───── TASK MATERIAL ─────
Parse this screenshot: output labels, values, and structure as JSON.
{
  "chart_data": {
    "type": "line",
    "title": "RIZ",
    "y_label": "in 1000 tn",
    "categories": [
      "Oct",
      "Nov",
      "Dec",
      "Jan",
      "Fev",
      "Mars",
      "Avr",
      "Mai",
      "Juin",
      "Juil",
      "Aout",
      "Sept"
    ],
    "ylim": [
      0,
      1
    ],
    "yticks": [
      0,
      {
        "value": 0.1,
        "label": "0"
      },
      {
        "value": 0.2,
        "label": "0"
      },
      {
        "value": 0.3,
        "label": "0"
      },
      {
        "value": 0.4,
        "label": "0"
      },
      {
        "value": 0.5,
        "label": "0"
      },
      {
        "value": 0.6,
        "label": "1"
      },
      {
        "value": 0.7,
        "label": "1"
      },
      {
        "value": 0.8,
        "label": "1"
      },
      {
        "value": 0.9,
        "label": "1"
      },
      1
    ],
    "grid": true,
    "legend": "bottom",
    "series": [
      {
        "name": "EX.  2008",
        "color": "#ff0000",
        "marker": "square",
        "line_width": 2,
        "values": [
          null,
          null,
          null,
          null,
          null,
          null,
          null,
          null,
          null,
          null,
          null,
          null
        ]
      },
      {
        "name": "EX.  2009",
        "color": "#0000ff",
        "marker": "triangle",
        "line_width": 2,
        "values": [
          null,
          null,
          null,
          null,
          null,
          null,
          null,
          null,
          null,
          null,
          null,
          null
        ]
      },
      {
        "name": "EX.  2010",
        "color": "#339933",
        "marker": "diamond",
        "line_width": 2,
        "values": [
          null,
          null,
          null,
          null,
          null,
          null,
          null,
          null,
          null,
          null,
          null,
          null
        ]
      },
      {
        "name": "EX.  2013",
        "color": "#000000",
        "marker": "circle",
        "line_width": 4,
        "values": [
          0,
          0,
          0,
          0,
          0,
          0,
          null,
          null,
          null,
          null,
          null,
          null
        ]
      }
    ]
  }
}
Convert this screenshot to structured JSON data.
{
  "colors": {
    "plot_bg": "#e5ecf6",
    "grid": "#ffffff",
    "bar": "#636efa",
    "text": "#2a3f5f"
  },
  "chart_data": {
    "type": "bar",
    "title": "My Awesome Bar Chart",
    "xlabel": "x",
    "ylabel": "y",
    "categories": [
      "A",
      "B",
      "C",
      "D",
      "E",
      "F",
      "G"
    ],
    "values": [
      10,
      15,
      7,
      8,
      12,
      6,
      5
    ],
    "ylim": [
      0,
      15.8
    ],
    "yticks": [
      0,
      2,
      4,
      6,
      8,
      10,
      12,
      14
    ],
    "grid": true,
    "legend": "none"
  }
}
─────
REQUIREMENTS
From the preceding material, extract every line exactly.

ANSWER
Parse this screenshot: output labels, values, and structure as JSON.
{
  "chart_data": {
    "type": "line",
    "title": "RIZ",
    "y_label": "in 1000 tn",
    "categories": [
      "Oct",
      "Nov",
      "Dec",
      "Jan",
      "Fev",
      "Mars",
      "Avr",
      "Mai",
      "Juin",
      "Juil",
      "Aout",
      "Sept"
    ],
    "ylim": [
      0,
      1
    ],
    "yticks": [
      0,
      {
        "value": 0.1,
        "label": "0"
      },
      {
        "value": 0.2,
        "label": "0"
      },
      {
        "value": 0.3,
        "label": "0"
      },
      {
        "value": 0.4,
        "label": "0"
      },
      {
        "value": 0.5,
        "label": "0"
      },
      {
        "value": 0.6,
        "label": "1"
      },
      {
        "value": 0.7,
        "label": "1"
      },
      {
        "value": 0.8,
        "label": "1"
      },
      {
        "value": 0.9,
        "label": "1"
      },
      1
    ],
    "grid": true,
    "legend": "bottom",
    "series": [
      {
        "name": "EX.  2008",
        "color": "#ff0000",
        "marker": "square",
        "line_width": 2,
        "values": [
          null,
          null,
          null,
          null,
          null,
          null,
          null,
          null,
          null,
          null,
          null,
          null
        ]
      },
      {
        "name": "EX.  2009",
        "color": "#0000ff",
        "marker": "triangle",
        "line_width": 2,
        "values": [
          null,
          null,
          null,
          null,
          null,
          null,
          null,
          null,
          null,
          null,
          null,
          null
        ]
      },
      {
        "name": "EX.  2010",
        "color": "#339933",
        "marker": "diamond",
        "line_width": 2,
        "values": [
          null,
          null,
          null,
          null,
          null,
          null,
          null,
          null,
          null,
          null,
          null,
          null
        ]
      },
      {
        "name": "EX.  2013",
        "color": "#000000",
        "marker": "circle",
        "line_width": 4,
        "values": [
          0,
          0,
          0,
          0,
          0,
          0,
          null,
          null,
          null,
          null,
          null,
          null
        ]
      }
    ]
  }
}
Convert this screenshot to structured JSON data.
{
  "colors": {
    "plot_bg": "#e5ecf6",
    "grid": "#ffffff",
    "bar": "#636efa",
    "text": "#2a3f5f"
  },
  "chart_data": {
    "type": "bar",
    "title": "My Awesome Bar Chart",
    "xlabel": "x",
    "ylabel": "y",
    "categories": [
      "A",
      "B",
      "C",
      "D",
      "E",
      "F",
      "G"
    ],
    "values": [
      10,
      15,
      7,
      8,
      12,
      6,
      5
    ],
    "ylim": [
      0,
      15.8
    ],
    "yticks": [
      0,
      2,
      4,
      6,
      8,
      10,
      12,
      14
    ],
    "grid": true,
    "legend": "none"
  }
}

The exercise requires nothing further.